#### TASK:
Scan the data for "resources" and copy the lines it appears in.

#### MATERIAL SHOWN:
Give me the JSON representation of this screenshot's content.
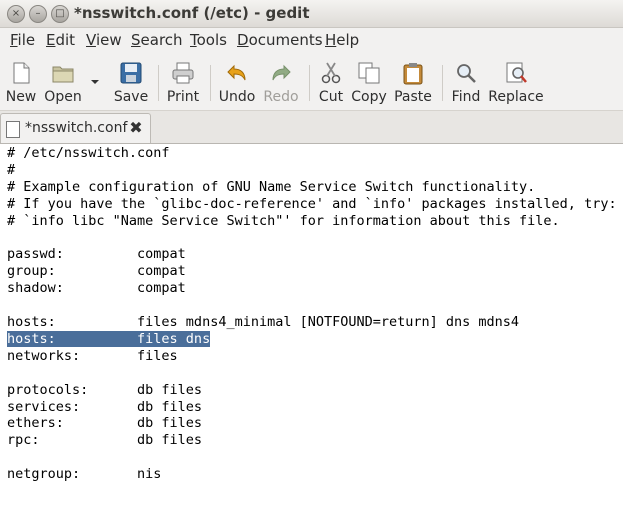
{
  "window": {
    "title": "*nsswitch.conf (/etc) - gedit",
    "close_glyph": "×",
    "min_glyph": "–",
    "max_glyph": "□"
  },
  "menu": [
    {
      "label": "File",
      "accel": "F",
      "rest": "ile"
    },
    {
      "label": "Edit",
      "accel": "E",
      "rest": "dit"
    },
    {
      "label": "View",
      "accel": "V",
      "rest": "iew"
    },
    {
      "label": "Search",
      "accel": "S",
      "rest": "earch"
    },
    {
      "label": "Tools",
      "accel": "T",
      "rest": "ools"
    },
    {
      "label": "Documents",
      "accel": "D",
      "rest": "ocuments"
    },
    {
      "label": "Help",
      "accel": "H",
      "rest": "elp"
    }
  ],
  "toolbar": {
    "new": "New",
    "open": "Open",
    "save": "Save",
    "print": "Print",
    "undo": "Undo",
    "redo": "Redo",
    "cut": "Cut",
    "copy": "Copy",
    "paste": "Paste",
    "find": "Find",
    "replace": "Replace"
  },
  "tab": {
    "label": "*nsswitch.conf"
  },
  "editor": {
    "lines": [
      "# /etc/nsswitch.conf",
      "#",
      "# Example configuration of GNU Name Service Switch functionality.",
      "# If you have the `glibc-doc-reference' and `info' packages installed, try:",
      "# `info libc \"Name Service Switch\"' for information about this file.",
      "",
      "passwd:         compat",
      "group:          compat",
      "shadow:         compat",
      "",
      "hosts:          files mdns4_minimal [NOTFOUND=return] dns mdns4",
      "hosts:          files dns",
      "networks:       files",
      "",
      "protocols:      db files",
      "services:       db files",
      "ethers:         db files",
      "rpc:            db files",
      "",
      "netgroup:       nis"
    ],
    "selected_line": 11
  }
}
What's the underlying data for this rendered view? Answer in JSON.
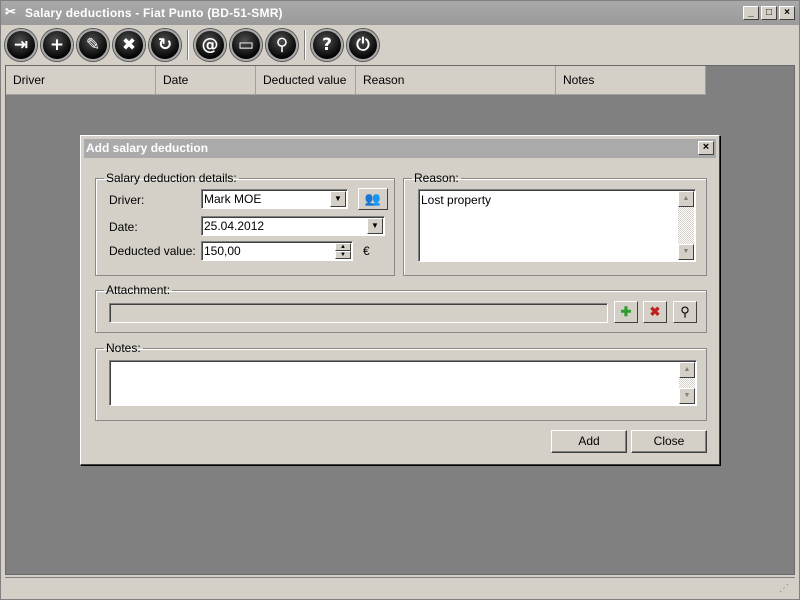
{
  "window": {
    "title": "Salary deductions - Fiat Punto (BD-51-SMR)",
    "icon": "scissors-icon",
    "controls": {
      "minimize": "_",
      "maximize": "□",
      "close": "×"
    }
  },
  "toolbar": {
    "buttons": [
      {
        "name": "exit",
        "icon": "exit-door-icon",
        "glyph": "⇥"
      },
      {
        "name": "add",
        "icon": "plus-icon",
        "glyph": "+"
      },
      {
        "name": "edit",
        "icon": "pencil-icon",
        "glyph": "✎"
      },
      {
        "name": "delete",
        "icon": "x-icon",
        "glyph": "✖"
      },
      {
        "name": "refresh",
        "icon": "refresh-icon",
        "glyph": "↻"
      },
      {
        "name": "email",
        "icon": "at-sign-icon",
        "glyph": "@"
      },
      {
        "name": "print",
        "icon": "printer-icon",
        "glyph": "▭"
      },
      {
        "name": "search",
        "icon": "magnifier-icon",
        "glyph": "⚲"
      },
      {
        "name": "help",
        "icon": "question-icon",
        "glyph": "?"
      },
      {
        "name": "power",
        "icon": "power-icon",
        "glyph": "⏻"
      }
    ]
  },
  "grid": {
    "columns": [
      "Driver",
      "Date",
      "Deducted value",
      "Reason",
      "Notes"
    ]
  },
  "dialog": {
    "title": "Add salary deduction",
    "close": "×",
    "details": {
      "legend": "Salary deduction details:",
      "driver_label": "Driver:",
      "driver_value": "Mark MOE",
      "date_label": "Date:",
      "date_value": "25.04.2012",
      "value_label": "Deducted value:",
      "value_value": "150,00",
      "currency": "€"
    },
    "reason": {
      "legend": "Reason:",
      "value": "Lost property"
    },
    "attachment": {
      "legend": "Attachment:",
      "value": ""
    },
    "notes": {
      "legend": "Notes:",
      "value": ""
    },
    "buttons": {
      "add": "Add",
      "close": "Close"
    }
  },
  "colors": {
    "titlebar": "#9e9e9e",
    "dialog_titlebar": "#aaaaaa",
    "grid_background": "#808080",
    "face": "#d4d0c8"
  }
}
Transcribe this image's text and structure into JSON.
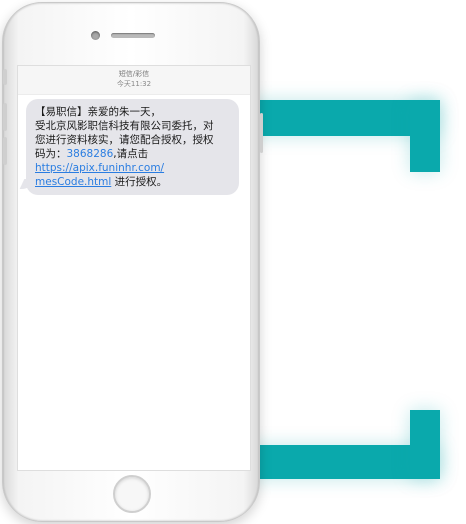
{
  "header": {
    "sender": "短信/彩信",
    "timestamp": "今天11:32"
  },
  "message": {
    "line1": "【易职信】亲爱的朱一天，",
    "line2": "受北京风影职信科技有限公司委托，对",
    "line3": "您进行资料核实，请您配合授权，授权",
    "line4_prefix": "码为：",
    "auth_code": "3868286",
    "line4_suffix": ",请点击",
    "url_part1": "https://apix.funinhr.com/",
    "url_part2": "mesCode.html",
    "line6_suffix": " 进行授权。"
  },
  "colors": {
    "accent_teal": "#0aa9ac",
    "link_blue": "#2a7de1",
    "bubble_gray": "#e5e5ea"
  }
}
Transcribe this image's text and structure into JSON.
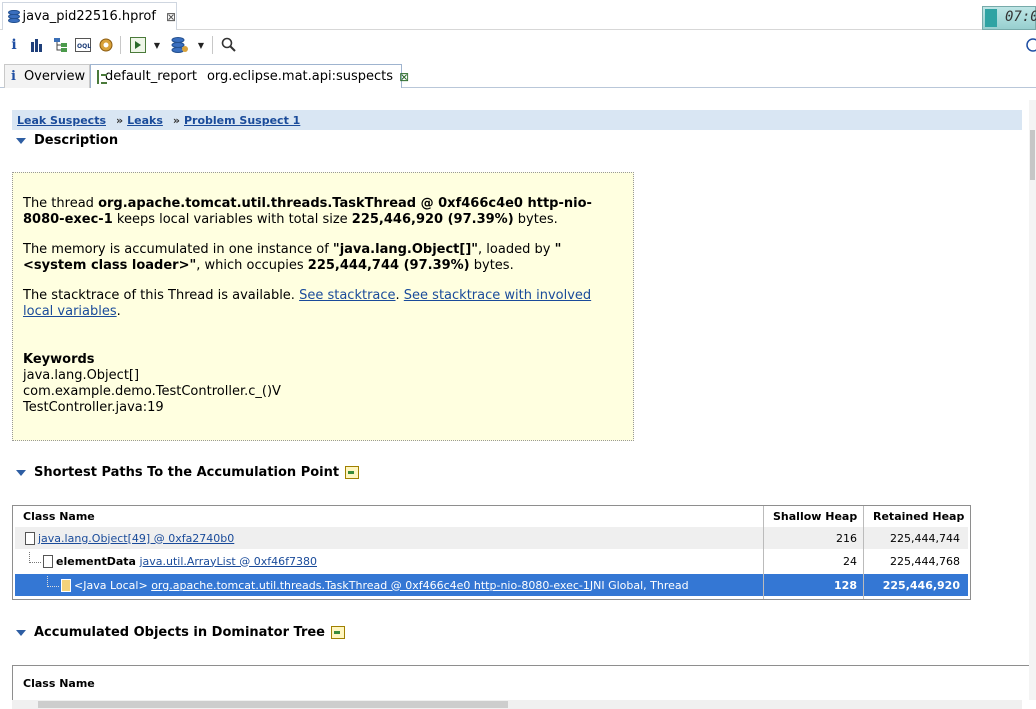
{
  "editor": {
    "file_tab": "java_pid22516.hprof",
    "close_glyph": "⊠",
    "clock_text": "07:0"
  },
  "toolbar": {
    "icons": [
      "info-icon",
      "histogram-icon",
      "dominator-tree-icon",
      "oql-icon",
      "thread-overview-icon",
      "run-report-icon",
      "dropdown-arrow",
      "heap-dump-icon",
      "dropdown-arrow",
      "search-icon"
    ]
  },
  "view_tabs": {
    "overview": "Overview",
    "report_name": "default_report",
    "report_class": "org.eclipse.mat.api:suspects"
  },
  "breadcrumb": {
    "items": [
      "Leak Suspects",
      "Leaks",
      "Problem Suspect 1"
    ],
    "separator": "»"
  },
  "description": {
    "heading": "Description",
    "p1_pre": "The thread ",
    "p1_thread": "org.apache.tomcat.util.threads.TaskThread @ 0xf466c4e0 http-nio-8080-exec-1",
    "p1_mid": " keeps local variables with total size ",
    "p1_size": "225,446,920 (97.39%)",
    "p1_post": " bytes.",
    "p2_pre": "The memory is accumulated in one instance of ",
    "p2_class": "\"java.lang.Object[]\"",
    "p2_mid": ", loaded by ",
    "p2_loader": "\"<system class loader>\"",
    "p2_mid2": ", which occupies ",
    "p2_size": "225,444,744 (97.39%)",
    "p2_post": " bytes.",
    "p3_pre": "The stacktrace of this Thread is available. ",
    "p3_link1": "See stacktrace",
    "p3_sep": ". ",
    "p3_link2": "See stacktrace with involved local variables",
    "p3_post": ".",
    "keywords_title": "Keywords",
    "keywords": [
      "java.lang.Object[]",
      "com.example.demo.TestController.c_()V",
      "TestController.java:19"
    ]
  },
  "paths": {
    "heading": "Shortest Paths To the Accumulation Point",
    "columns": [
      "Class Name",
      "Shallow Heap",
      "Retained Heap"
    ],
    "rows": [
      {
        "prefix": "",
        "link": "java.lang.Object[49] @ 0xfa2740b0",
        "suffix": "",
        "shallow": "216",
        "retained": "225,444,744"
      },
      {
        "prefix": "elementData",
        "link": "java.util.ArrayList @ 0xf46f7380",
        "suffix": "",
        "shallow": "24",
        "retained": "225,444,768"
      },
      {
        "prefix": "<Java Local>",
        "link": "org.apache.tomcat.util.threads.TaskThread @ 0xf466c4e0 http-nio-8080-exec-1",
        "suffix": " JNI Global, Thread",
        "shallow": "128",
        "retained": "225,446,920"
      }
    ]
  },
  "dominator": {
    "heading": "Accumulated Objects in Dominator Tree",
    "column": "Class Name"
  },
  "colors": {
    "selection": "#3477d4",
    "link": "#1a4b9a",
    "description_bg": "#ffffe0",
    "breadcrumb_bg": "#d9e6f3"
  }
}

* * *

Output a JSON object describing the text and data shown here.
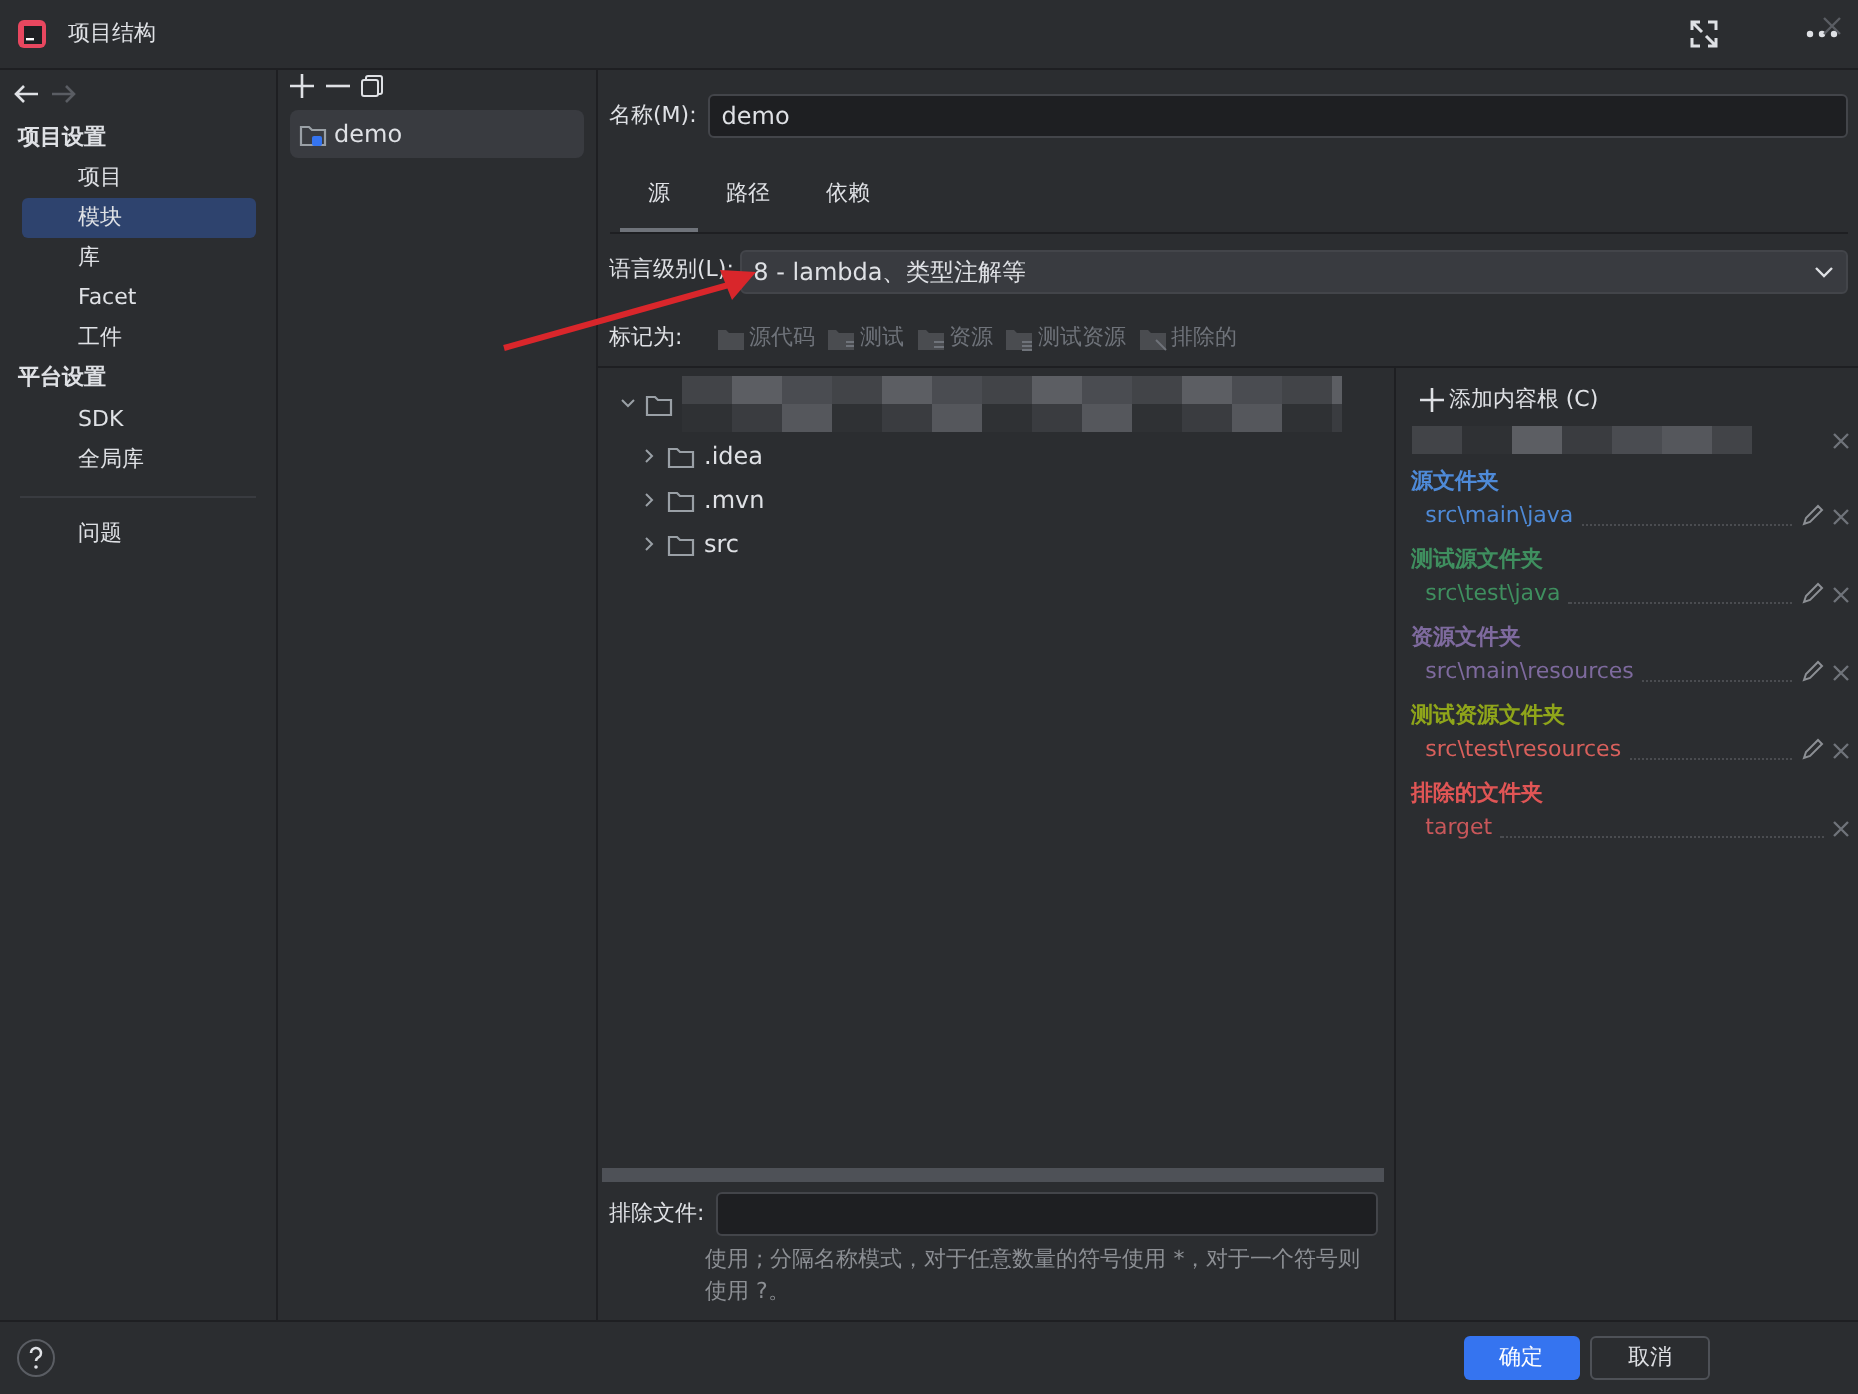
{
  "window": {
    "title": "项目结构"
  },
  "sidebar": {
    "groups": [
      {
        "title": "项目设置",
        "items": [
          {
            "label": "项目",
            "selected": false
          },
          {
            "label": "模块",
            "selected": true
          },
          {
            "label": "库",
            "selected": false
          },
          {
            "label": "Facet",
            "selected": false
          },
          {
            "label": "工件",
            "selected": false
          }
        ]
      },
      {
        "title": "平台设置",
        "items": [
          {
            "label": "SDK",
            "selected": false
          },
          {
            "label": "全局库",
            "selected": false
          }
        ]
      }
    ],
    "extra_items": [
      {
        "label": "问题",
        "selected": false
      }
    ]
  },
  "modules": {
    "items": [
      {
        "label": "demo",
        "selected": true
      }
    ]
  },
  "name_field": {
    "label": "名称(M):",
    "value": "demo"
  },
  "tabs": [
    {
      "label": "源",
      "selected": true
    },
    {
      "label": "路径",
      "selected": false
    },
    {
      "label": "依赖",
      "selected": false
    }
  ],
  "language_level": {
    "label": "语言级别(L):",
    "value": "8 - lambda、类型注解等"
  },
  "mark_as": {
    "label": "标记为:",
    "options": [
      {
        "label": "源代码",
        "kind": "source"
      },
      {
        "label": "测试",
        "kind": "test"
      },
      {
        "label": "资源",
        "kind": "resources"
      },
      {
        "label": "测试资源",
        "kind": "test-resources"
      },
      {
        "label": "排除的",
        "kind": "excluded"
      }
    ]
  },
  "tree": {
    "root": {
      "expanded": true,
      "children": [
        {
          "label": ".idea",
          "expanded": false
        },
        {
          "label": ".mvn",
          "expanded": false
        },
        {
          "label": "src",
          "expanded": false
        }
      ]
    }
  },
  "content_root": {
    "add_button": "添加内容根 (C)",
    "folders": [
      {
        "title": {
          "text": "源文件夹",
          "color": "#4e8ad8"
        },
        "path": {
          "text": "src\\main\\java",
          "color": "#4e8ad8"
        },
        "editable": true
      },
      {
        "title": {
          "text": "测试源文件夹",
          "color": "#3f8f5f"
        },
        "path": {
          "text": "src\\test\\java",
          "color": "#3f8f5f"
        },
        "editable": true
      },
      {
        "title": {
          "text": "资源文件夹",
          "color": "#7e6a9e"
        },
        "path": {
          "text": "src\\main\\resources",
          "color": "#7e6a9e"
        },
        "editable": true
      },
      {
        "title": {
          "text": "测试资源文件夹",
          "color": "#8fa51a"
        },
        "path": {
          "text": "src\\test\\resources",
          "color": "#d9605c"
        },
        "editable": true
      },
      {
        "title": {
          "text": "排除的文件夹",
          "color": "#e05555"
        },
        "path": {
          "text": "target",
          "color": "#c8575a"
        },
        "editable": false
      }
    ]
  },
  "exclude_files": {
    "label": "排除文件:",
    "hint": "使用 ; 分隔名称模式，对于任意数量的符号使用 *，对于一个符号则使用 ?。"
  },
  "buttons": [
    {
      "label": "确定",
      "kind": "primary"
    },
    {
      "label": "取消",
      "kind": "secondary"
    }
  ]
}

#### THE REPLY:
        "kind": "resources"
        "kind": "test-resources"
          "text": "src\\main\\resources",
          "text": "src\\test\\resources",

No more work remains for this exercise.